Records supplied »
## Start

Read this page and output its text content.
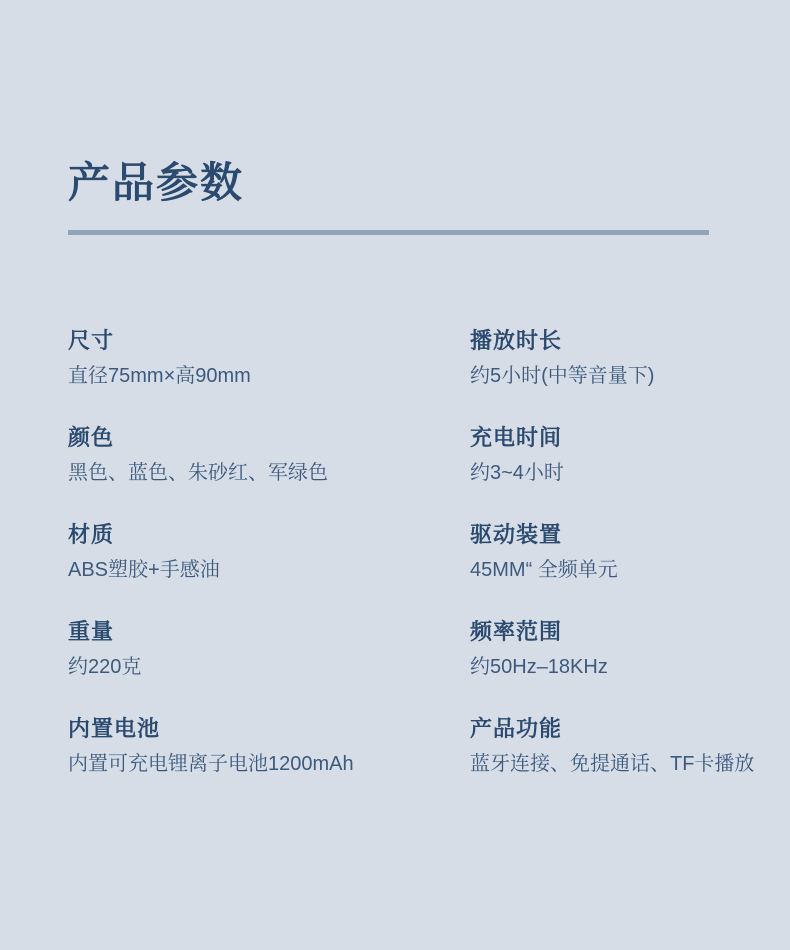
产品参数
尺寸
直径75mm×高90mm
颜色
黑色、蓝色、朱砂红、军绿色
材质
ABS塑胶+手感油
重量
约220克
内置电池
内置可充电锂离子电池1200mAh
播放时长
约5小时(中等音量下)
充电时间
约3~4小时
驱动装置
45MM“ 全频单元
频率范围
约50Hz–18KHz
产品功能
蓝牙连接、免提通话、TF卡播放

## End

Give back each entry exactly as it appears, with no pictures.

Response to this exercise »
Read this page and output its text content.
产品参数
尺寸
直径75mm×高90mm
颜色
黑色、蓝色、朱砂红、军绿色
材质
ABS塑胶+手感油
重量
约220克
内置电池
内置可充电锂离子电池1200mAh
播放时长
约5小时(中等音量下)
充电时间
约3~4小时
驱动装置
45MM“ 全频单元
频率范围
约50Hz–18KHz
产品功能
蓝牙连接、免提通话、TF卡播放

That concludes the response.